EXERCISE PROMPT> Return all of the entries exactly as written.

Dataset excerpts

──────

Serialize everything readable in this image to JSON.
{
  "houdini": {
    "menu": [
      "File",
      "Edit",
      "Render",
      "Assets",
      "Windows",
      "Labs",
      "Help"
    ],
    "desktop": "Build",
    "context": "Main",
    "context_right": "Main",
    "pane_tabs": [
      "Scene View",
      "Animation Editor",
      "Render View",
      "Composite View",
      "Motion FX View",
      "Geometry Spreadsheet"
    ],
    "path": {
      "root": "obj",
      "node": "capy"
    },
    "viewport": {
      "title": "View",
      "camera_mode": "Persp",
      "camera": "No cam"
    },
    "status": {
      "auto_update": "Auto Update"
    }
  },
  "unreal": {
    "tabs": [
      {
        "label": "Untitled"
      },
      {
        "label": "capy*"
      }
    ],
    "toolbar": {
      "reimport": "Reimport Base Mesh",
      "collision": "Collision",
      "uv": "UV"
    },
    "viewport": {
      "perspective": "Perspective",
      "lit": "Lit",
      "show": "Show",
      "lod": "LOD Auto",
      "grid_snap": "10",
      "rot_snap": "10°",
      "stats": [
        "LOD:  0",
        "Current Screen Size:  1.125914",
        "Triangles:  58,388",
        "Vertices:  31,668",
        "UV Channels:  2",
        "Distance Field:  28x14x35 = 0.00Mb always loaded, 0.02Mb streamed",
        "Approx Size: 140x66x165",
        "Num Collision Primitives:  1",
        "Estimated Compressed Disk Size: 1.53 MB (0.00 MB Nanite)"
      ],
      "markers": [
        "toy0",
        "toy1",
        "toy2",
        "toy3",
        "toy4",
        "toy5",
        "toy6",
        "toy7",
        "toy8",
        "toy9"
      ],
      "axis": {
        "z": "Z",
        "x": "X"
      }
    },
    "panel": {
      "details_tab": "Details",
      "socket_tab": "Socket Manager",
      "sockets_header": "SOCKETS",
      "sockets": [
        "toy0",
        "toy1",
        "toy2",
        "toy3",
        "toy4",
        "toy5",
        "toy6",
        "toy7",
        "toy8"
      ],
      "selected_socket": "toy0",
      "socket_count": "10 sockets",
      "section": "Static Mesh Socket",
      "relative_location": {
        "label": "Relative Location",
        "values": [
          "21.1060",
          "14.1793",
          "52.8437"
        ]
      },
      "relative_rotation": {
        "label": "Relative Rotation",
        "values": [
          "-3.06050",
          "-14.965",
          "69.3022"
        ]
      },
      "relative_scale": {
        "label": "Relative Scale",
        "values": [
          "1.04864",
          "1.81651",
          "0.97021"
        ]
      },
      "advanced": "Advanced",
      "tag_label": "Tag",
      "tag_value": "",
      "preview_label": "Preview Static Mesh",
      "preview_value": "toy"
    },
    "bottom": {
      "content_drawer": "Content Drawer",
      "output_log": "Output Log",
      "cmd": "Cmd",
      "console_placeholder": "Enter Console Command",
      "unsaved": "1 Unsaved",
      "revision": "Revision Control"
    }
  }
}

──────

TASK SOLUTION>
Serialize everything readable in this image to JSON.
{
  "houdini": {
    "menu": [
      "File",
      "Edit",
      "Render",
      "Assets",
      "Windows",
      "Labs",
      "Help"
    ],
    "desktop": "Build",
    "context": "Main",
    "context_right": "Main",
    "pane_tabs": [
      "Scene View",
      "Animation Editor",
      "Render View",
      "Composite View",
      "Motion FX View",
      "Geometry Spreadsheet"
    ],
    "path": {
      "root": "obj",
      "node": "capy"
    },
    "viewport": {
      "title": "View",
      "camera_mode": "Persp",
      "camera": "No cam"
    },
    "status": {
      "auto_update": "Auto Update"
    }
  },
  "unreal": {
    "tabs": [
      {
        "label": "Untitled"
      },
      {
        "label": "capy*"
      }
    ],
    "toolbar": {
      "reimport": "Reimport Base Mesh",
      "collision": "Collision",
      "uv": "UV"
    },
    "viewport": {
      "perspective": "Perspective",
      "lit": "Lit",
      "show": "Show",
      "lod": "LOD Auto",
      "grid_snap": "10",
      "rot_snap": "10°",
      "stats": [
        "LOD:  0",
        "Current Screen Size:  1.125914",
        "Triangles:  58,388",
        "Vertices:  31,668",
        "UV Channels:  2",
        "Distance Field:  28x14x35 = 0.00Mb always loaded, 0.02Mb streamed",
        "Approx Size: 140x66x165",
        "Num Collision Primitives:  1",
        "Estimated Compressed Disk Size: 1.53 MB (0.00 MB Nanite)"
      ],
      "markers": [
        "toy0",
        "toy1",
        "toy2",
        "toy3",
        "toy4",
        "toy5",
        "toy6",
        "toy7",
        "toy8",
        "toy9"
      ],
      "axis": {
        "z": "Z",
        "x": "X"
      }
    },
    "panel": {
      "details_tab": "Details",
      "socket_tab": "Socket Manager",
      "sockets_header": "SOCKETS",
      "sockets": [
        "toy0",
        "toy1",
        "toy2",
        "toy3",
        "toy4",
        "toy5",
        "toy6",
        "toy7",
        "toy8"
      ],
      "selected_socket": "toy0",
      "socket_count": "10 sockets",
      "section": "Static Mesh Socket",
      "relative_location": {
        "label": "Relative Location",
        "values": [
          "21.1060",
          "14.1793",
          "52.8437"
        ]
      },
      "relative_rotation": {
        "label": "Relative Rotation",
        "values": [
          "-3.06050",
          "-14.965",
          "69.3022"
        ]
      },
      "relative_scale": {
        "label": "Relative Scale",
        "values": [
          "1.04864",
          "1.81651",
          "0.97021"
        ]
      },
      "advanced": "Advanced",
      "tag_label": "Tag",
      "tag_value": "",
      "preview_label": "Preview Static Mesh",
      "preview_value": "toy"
    },
    "bottom": {
      "content_drawer": "Content Drawer",
      "output_log": "Output Log",
      "cmd": "Cmd",
      "console_placeholder": "Enter Console Command",
      "unsaved": "1 Unsaved",
      "revision": "Revision Control"
    }
  }
}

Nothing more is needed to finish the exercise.